Restate the listing that follows word for word, without its pictures.

───── Records to process

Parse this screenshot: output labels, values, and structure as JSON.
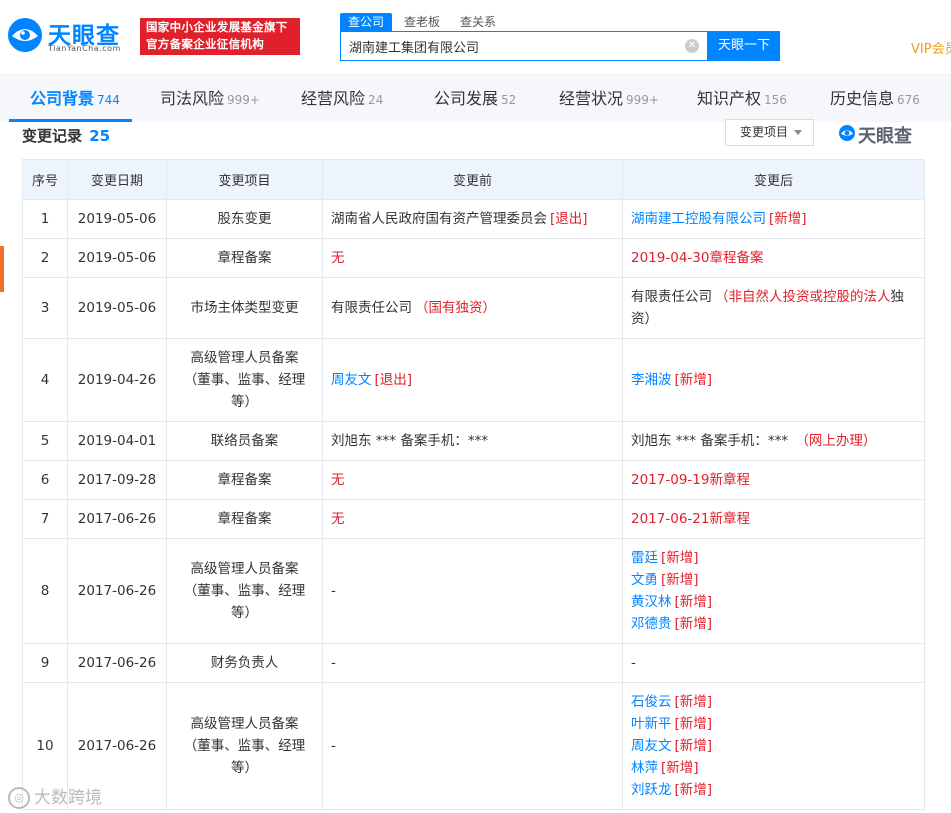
{
  "header": {
    "logo_text": "天眼查",
    "logo_sub": "TianYanCha.com",
    "gov_badge": [
      "国家中小企业发展基金旗下",
      "官方备案企业征信机构"
    ],
    "search_tabs": [
      "查公司",
      "查老板",
      "查关系"
    ],
    "search_value": "湖南建工集团有限公司",
    "search_button": "天眼一下",
    "vip": "VIP会员"
  },
  "nav": [
    {
      "label": "公司背景",
      "count": "744",
      "active": true
    },
    {
      "label": "司法风险",
      "count": "999+"
    },
    {
      "label": "经营风险",
      "count": "24"
    },
    {
      "label": "公司发展",
      "count": "52"
    },
    {
      "label": "经营状况",
      "count": "999+"
    },
    {
      "label": "知识产权",
      "count": "156"
    },
    {
      "label": "历史信息",
      "count": "676"
    }
  ],
  "section": {
    "title": "变更记录",
    "count": "25",
    "filter_label": "变更项目",
    "watermark_logo": "天眼查"
  },
  "table": {
    "headers": [
      "序号",
      "变更日期",
      "变更项目",
      "变更前",
      "变更后"
    ],
    "rows": [
      {
        "no": "1",
        "date": "2019-05-06",
        "item": [
          "股东变更"
        ],
        "before": [
          {
            "text": "湖南省人民政府国有资产管理委员会",
            "color": "normal",
            "tag": "[退出]"
          }
        ],
        "after": [
          {
            "text": "湖南建工控股有限公司",
            "color": "blue",
            "tag": "[新增]"
          }
        ]
      },
      {
        "no": "2",
        "date": "2019-05-06",
        "item": [
          "章程备案"
        ],
        "before": [
          {
            "text": "无",
            "color": "red"
          }
        ],
        "after": [
          {
            "text": "2019-04-30章程备案",
            "color": "red"
          }
        ]
      },
      {
        "no": "3",
        "date": "2019-05-06",
        "item": [
          "市场主体类型变更"
        ],
        "before": [
          {
            "text": "有限责任公司",
            "color": "normal",
            "tag": "（国有独资）"
          }
        ],
        "after": [
          {
            "text": "有限责任公司",
            "color": "normal",
            "tag": "（非自然人投资或控股的法人",
            "suffix": "独资）"
          }
        ]
      },
      {
        "no": "4",
        "date": "2019-04-26",
        "item": [
          "高级管理人员备案",
          "（董事、监事、经理",
          "等）"
        ],
        "before": [
          {
            "text": "周友文",
            "color": "blue",
            "tag": "[退出]"
          }
        ],
        "after": [
          {
            "text": "李湘波",
            "color": "blue",
            "tag": "[新增]"
          }
        ]
      },
      {
        "no": "5",
        "date": "2019-04-01",
        "item": [
          "联络员备案"
        ],
        "before": [
          {
            "text": "刘旭东 *** 备案手机：***",
            "color": "normal"
          }
        ],
        "after": [
          {
            "text": "刘旭东 *** 备案手机：***",
            "color": "normal",
            "tag": " （网上办理）"
          }
        ]
      },
      {
        "no": "6",
        "date": "2017-09-28",
        "item": [
          "章程备案"
        ],
        "before": [
          {
            "text": "无",
            "color": "red"
          }
        ],
        "after": [
          {
            "text": "2017-09-19新章程",
            "color": "red"
          }
        ]
      },
      {
        "no": "7",
        "date": "2017-06-26",
        "item": [
          "章程备案"
        ],
        "before": [
          {
            "text": "无",
            "color": "red"
          }
        ],
        "after": [
          {
            "text": "2017-06-21新章程",
            "color": "red"
          }
        ]
      },
      {
        "no": "8",
        "date": "2017-06-26",
        "item": [
          "高级管理人员备案",
          "（董事、监事、经理",
          "等）"
        ],
        "before": [
          {
            "text": "-",
            "color": "normal"
          }
        ],
        "after": [
          {
            "text": "雷廷",
            "color": "blue",
            "tag": "[新增]"
          },
          {
            "text": "文勇",
            "color": "blue",
            "tag": "[新增]"
          },
          {
            "text": "黄汉林",
            "color": "blue",
            "tag": "[新增]"
          },
          {
            "text": "邓德贵",
            "color": "blue",
            "tag": "[新增]"
          }
        ]
      },
      {
        "no": "9",
        "date": "2017-06-26",
        "item": [
          "财务负责人"
        ],
        "before": [
          {
            "text": "-",
            "color": "normal"
          }
        ],
        "after": [
          {
            "text": "-",
            "color": "normal"
          }
        ]
      },
      {
        "no": "10",
        "date": "2017-06-26",
        "item": [
          "高级管理人员备案",
          "（董事、监事、经理",
          "等）"
        ],
        "before": [
          {
            "text": "-",
            "color": "normal"
          }
        ],
        "after": [
          {
            "text": "石俊云",
            "color": "blue",
            "tag": "[新增]"
          },
          {
            "text": "叶新平",
            "color": "blue",
            "tag": "[新增]"
          },
          {
            "text": "周友文",
            "color": "blue",
            "tag": "[新增]"
          },
          {
            "text": "林萍",
            "color": "blue",
            "tag": "[新增]"
          },
          {
            "text": "刘跃龙",
            "color": "blue",
            "tag": "[新增]"
          }
        ]
      }
    ]
  },
  "bottom_watermark": "大数跨境",
  "colors": {
    "brand": "#0084ff",
    "red": "#e0202b",
    "vip": "#e8a31b",
    "accent": "#f36e2b"
  }
}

──────────

◆ Exercise response:
Parse this screenshot: output labels, values, and structure as JSON.
{
  "header": {
    "logo_text": "天眼查",
    "logo_sub": "TianYanCha.com",
    "gov_badge": [
      "国家中小企业发展基金旗下",
      "官方备案企业征信机构"
    ],
    "search_tabs": [
      "查公司",
      "查老板",
      "查关系"
    ],
    "search_value": "湖南建工集团有限公司",
    "search_button": "天眼一下",
    "vip": "VIP会员"
  },
  "nav": [
    {
      "label": "公司背景",
      "count": "744",
      "active": true
    },
    {
      "label": "司法风险",
      "count": "999+"
    },
    {
      "label": "经营风险",
      "count": "24"
    },
    {
      "label": "公司发展",
      "count": "52"
    },
    {
      "label": "经营状况",
      "count": "999+"
    },
    {
      "label": "知识产权",
      "count": "156"
    },
    {
      "label": "历史信息",
      "count": "676"
    }
  ],
  "section": {
    "title": "变更记录",
    "count": "25",
    "filter_label": "变更项目",
    "watermark_logo": "天眼查"
  },
  "table": {
    "headers": [
      "序号",
      "变更日期",
      "变更项目",
      "变更前",
      "变更后"
    ],
    "rows": [
      {
        "no": "1",
        "date": "2019-05-06",
        "item": [
          "股东变更"
        ],
        "before": [
          {
            "text": "湖南省人民政府国有资产管理委员会",
            "color": "normal",
            "tag": "[退出]"
          }
        ],
        "after": [
          {
            "text": "湖南建工控股有限公司",
            "color": "blue",
            "tag": "[新增]"
          }
        ]
      },
      {
        "no": "2",
        "date": "2019-05-06",
        "item": [
          "章程备案"
        ],
        "before": [
          {
            "text": "无",
            "color": "red"
          }
        ],
        "after": [
          {
            "text": "2019-04-30章程备案",
            "color": "red"
          }
        ]
      },
      {
        "no": "3",
        "date": "2019-05-06",
        "item": [
          "市场主体类型变更"
        ],
        "before": [
          {
            "text": "有限责任公司",
            "color": "normal",
            "tag": "（国有独资）"
          }
        ],
        "after": [
          {
            "text": "有限责任公司",
            "color": "normal",
            "tag": "（非自然人投资或控股的法人",
            "suffix": "独资）"
          }
        ]
      },
      {
        "no": "4",
        "date": "2019-04-26",
        "item": [
          "高级管理人员备案",
          "（董事、监事、经理",
          "等）"
        ],
        "before": [
          {
            "text": "周友文",
            "color": "blue",
            "tag": "[退出]"
          }
        ],
        "after": [
          {
            "text": "李湘波",
            "color": "blue",
            "tag": "[新增]"
          }
        ]
      },
      {
        "no": "5",
        "date": "2019-04-01",
        "item": [
          "联络员备案"
        ],
        "before": [
          {
            "text": "刘旭东 *** 备案手机：***",
            "color": "normal"
          }
        ],
        "after": [
          {
            "text": "刘旭东 *** 备案手机：***",
            "color": "normal",
            "tag": " （网上办理）"
          }
        ]
      },
      {
        "no": "6",
        "date": "2017-09-28",
        "item": [
          "章程备案"
        ],
        "before": [
          {
            "text": "无",
            "color": "red"
          }
        ],
        "after": [
          {
            "text": "2017-09-19新章程",
            "color": "red"
          }
        ]
      },
      {
        "no": "7",
        "date": "2017-06-26",
        "item": [
          "章程备案"
        ],
        "before": [
          {
            "text": "无",
            "color": "red"
          }
        ],
        "after": [
          {
            "text": "2017-06-21新章程",
            "color": "red"
          }
        ]
      },
      {
        "no": "8",
        "date": "2017-06-26",
        "item": [
          "高级管理人员备案",
          "（董事、监事、经理",
          "等）"
        ],
        "before": [
          {
            "text": "-",
            "color": "normal"
          }
        ],
        "after": [
          {
            "text": "雷廷",
            "color": "blue",
            "tag": "[新增]"
          },
          {
            "text": "文勇",
            "color": "blue",
            "tag": "[新增]"
          },
          {
            "text": "黄汉林",
            "color": "blue",
            "tag": "[新增]"
          },
          {
            "text": "邓德贵",
            "color": "blue",
            "tag": "[新增]"
          }
        ]
      },
      {
        "no": "9",
        "date": "2017-06-26",
        "item": [
          "财务负责人"
        ],
        "before": [
          {
            "text": "-",
            "color": "normal"
          }
        ],
        "after": [
          {
            "text": "-",
            "color": "normal"
          }
        ]
      },
      {
        "no": "10",
        "date": "2017-06-26",
        "item": [
          "高级管理人员备案",
          "（董事、监事、经理",
          "等）"
        ],
        "before": [
          {
            "text": "-",
            "color": "normal"
          }
        ],
        "after": [
          {
            "text": "石俊云",
            "color": "blue",
            "tag": "[新增]"
          },
          {
            "text": "叶新平",
            "color": "blue",
            "tag": "[新增]"
          },
          {
            "text": "周友文",
            "color": "blue",
            "tag": "[新增]"
          },
          {
            "text": "林萍",
            "color": "blue",
            "tag": "[新增]"
          },
          {
            "text": "刘跃龙",
            "color": "blue",
            "tag": "[新增]"
          }
        ]
      }
    ]
  },
  "bottom_watermark": "大数跨境",
  "colors": {
    "brand": "#0084ff",
    "red": "#e0202b",
    "vip": "#e8a31b",
    "accent": "#f36e2b"
  }
}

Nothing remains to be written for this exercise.